WORK REQUIRED —
Pictures within the data are to be left out; everything else must be reproduced exactly.

EXTRACTED RECORDS —
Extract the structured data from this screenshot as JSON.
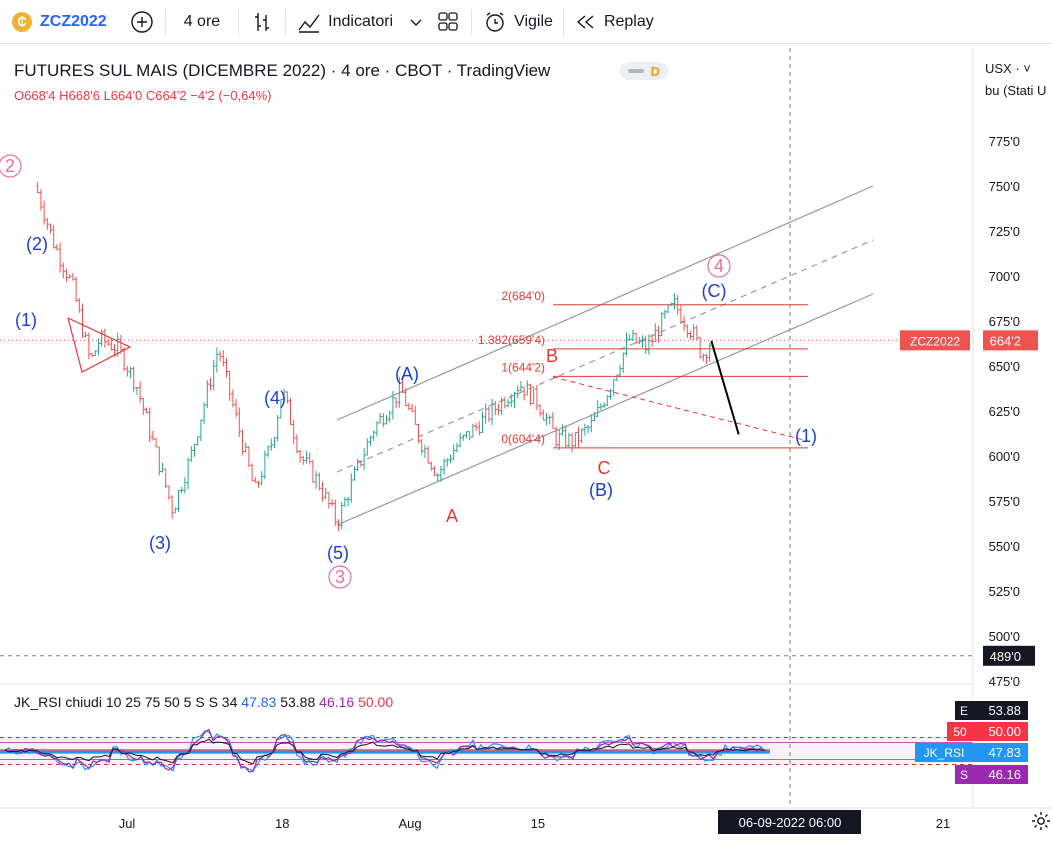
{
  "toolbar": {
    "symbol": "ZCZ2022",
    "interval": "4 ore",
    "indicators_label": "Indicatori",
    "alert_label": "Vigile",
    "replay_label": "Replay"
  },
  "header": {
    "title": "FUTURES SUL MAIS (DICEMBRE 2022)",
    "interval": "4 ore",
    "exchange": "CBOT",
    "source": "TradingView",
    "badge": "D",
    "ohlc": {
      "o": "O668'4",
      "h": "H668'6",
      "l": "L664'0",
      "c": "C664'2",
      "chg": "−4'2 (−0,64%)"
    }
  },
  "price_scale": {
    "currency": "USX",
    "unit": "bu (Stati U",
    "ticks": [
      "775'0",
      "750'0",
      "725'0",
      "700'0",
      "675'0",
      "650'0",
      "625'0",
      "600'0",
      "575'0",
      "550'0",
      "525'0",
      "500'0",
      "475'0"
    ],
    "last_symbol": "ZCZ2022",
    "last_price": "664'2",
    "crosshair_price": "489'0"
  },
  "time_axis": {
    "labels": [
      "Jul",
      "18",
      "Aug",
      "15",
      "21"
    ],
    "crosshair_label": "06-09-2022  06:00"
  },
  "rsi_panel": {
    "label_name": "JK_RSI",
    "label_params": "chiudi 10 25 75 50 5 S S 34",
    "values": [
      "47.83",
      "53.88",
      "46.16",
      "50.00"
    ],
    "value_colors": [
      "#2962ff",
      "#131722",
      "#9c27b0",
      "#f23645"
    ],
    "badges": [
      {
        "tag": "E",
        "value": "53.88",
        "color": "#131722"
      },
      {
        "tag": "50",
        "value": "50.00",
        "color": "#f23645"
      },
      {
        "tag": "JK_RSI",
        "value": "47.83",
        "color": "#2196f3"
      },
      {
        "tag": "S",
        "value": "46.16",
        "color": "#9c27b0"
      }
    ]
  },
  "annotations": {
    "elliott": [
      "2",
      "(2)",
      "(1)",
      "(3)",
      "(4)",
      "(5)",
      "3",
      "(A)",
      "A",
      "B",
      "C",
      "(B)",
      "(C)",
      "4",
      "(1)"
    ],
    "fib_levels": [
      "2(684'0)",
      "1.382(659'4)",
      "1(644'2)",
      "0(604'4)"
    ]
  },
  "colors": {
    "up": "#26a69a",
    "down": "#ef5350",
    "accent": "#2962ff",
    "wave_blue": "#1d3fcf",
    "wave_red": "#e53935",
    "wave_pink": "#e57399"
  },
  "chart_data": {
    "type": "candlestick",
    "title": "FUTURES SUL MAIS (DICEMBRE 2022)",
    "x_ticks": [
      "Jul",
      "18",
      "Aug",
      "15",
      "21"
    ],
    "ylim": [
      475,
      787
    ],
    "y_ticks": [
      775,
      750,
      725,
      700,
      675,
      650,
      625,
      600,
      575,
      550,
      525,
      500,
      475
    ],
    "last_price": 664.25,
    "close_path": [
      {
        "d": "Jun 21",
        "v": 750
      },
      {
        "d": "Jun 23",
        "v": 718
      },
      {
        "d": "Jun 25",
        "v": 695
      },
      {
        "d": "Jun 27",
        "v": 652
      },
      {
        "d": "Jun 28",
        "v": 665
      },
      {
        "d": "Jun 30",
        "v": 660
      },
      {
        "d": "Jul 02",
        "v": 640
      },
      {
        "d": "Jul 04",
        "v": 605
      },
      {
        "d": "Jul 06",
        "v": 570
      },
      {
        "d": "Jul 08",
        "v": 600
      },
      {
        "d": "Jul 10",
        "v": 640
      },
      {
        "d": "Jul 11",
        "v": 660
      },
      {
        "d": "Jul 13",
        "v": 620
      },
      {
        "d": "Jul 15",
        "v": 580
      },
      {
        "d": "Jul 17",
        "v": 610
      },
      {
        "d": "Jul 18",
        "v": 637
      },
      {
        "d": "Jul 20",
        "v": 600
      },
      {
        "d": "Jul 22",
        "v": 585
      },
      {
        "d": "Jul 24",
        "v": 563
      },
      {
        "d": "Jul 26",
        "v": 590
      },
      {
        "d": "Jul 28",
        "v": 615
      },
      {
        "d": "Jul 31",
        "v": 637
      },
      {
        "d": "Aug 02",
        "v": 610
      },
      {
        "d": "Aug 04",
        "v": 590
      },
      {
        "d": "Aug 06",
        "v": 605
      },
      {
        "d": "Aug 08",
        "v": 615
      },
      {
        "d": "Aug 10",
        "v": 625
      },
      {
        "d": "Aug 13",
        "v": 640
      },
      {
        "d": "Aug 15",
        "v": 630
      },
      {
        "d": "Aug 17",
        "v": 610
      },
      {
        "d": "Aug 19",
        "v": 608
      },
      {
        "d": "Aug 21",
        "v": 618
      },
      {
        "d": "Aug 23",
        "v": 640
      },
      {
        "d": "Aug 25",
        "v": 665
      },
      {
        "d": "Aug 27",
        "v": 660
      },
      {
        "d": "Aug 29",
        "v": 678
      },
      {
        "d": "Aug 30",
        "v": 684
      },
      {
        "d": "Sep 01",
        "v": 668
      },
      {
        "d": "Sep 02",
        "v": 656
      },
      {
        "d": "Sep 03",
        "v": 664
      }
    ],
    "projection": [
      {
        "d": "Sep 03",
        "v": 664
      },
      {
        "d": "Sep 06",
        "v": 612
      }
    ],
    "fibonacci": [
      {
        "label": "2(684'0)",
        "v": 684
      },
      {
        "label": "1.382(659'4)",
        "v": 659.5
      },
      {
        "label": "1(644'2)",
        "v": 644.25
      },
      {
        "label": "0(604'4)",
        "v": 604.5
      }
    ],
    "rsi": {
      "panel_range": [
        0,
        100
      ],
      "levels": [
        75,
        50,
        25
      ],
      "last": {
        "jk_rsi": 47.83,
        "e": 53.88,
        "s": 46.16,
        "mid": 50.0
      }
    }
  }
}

FINISHED TASK —
Extract the structured data from this screenshot as JSON.
{
  "toolbar": {
    "symbol": "ZCZ2022",
    "interval": "4 ore",
    "indicators_label": "Indicatori",
    "alert_label": "Vigile",
    "replay_label": "Replay"
  },
  "header": {
    "title": "FUTURES SUL MAIS (DICEMBRE 2022)",
    "interval": "4 ore",
    "exchange": "CBOT",
    "source": "TradingView",
    "badge": "D",
    "ohlc": {
      "o": "O668'4",
      "h": "H668'6",
      "l": "L664'0",
      "c": "C664'2",
      "chg": "−4'2 (−0,64%)"
    }
  },
  "price_scale": {
    "currency": "USX",
    "unit": "bu (Stati U",
    "ticks": [
      "775'0",
      "750'0",
      "725'0",
      "700'0",
      "675'0",
      "650'0",
      "625'0",
      "600'0",
      "575'0",
      "550'0",
      "525'0",
      "500'0",
      "475'0"
    ],
    "last_symbol": "ZCZ2022",
    "last_price": "664'2",
    "crosshair_price": "489'0"
  },
  "time_axis": {
    "labels": [
      "Jul",
      "18",
      "Aug",
      "15",
      "21"
    ],
    "crosshair_label": "06-09-2022  06:00"
  },
  "rsi_panel": {
    "label_name": "JK_RSI",
    "label_params": "chiudi 10 25 75 50 5 S S 34",
    "values": [
      "47.83",
      "53.88",
      "46.16",
      "50.00"
    ],
    "value_colors": [
      "#2962ff",
      "#131722",
      "#9c27b0",
      "#f23645"
    ],
    "badges": [
      {
        "tag": "E",
        "value": "53.88",
        "color": "#131722"
      },
      {
        "tag": "50",
        "value": "50.00",
        "color": "#f23645"
      },
      {
        "tag": "JK_RSI",
        "value": "47.83",
        "color": "#2196f3"
      },
      {
        "tag": "S",
        "value": "46.16",
        "color": "#9c27b0"
      }
    ]
  },
  "annotations": {
    "elliott": [
      "2",
      "(2)",
      "(1)",
      "(3)",
      "(4)",
      "(5)",
      "3",
      "(A)",
      "A",
      "B",
      "C",
      "(B)",
      "(C)",
      "4",
      "(1)"
    ],
    "fib_levels": [
      "2(684'0)",
      "1.382(659'4)",
      "1(644'2)",
      "0(604'4)"
    ]
  },
  "colors": {
    "up": "#26a69a",
    "down": "#ef5350",
    "accent": "#2962ff",
    "wave_blue": "#1d3fcf",
    "wave_red": "#e53935",
    "wave_pink": "#e57399"
  },
  "chart_data": {
    "type": "candlestick",
    "title": "FUTURES SUL MAIS (DICEMBRE 2022)",
    "x_ticks": [
      "Jul",
      "18",
      "Aug",
      "15",
      "21"
    ],
    "ylim": [
      475,
      787
    ],
    "y_ticks": [
      775,
      750,
      725,
      700,
      675,
      650,
      625,
      600,
      575,
      550,
      525,
      500,
      475
    ],
    "last_price": 664.25,
    "close_path": [
      {
        "d": "Jun 21",
        "v": 750
      },
      {
        "d": "Jun 23",
        "v": 718
      },
      {
        "d": "Jun 25",
        "v": 695
      },
      {
        "d": "Jun 27",
        "v": 652
      },
      {
        "d": "Jun 28",
        "v": 665
      },
      {
        "d": "Jun 30",
        "v": 660
      },
      {
        "d": "Jul 02",
        "v": 640
      },
      {
        "d": "Jul 04",
        "v": 605
      },
      {
        "d": "Jul 06",
        "v": 570
      },
      {
        "d": "Jul 08",
        "v": 600
      },
      {
        "d": "Jul 10",
        "v": 640
      },
      {
        "d": "Jul 11",
        "v": 660
      },
      {
        "d": "Jul 13",
        "v": 620
      },
      {
        "d": "Jul 15",
        "v": 580
      },
      {
        "d": "Jul 17",
        "v": 610
      },
      {
        "d": "Jul 18",
        "v": 637
      },
      {
        "d": "Jul 20",
        "v": 600
      },
      {
        "d": "Jul 22",
        "v": 585
      },
      {
        "d": "Jul 24",
        "v": 563
      },
      {
        "d": "Jul 26",
        "v": 590
      },
      {
        "d": "Jul 28",
        "v": 615
      },
      {
        "d": "Jul 31",
        "v": 637
      },
      {
        "d": "Aug 02",
        "v": 610
      },
      {
        "d": "Aug 04",
        "v": 590
      },
      {
        "d": "Aug 06",
        "v": 605
      },
      {
        "d": "Aug 08",
        "v": 615
      },
      {
        "d": "Aug 10",
        "v": 625
      },
      {
        "d": "Aug 13",
        "v": 640
      },
      {
        "d": "Aug 15",
        "v": 630
      },
      {
        "d": "Aug 17",
        "v": 610
      },
      {
        "d": "Aug 19",
        "v": 608
      },
      {
        "d": "Aug 21",
        "v": 618
      },
      {
        "d": "Aug 23",
        "v": 640
      },
      {
        "d": "Aug 25",
        "v": 665
      },
      {
        "d": "Aug 27",
        "v": 660
      },
      {
        "d": "Aug 29",
        "v": 678
      },
      {
        "d": "Aug 30",
        "v": 684
      },
      {
        "d": "Sep 01",
        "v": 668
      },
      {
        "d": "Sep 02",
        "v": 656
      },
      {
        "d": "Sep 03",
        "v": 664
      }
    ],
    "projection": [
      {
        "d": "Sep 03",
        "v": 664
      },
      {
        "d": "Sep 06",
        "v": 612
      }
    ],
    "fibonacci": [
      {
        "label": "2(684'0)",
        "v": 684
      },
      {
        "label": "1.382(659'4)",
        "v": 659.5
      },
      {
        "label": "1(644'2)",
        "v": 644.25
      },
      {
        "label": "0(604'4)",
        "v": 604.5
      }
    ],
    "rsi": {
      "panel_range": [
        0,
        100
      ],
      "levels": [
        75,
        50,
        25
      ],
      "last": {
        "jk_rsi": 47.83,
        "e": 53.88,
        "s": 46.16,
        "mid": 50.0
      }
    }
  }
}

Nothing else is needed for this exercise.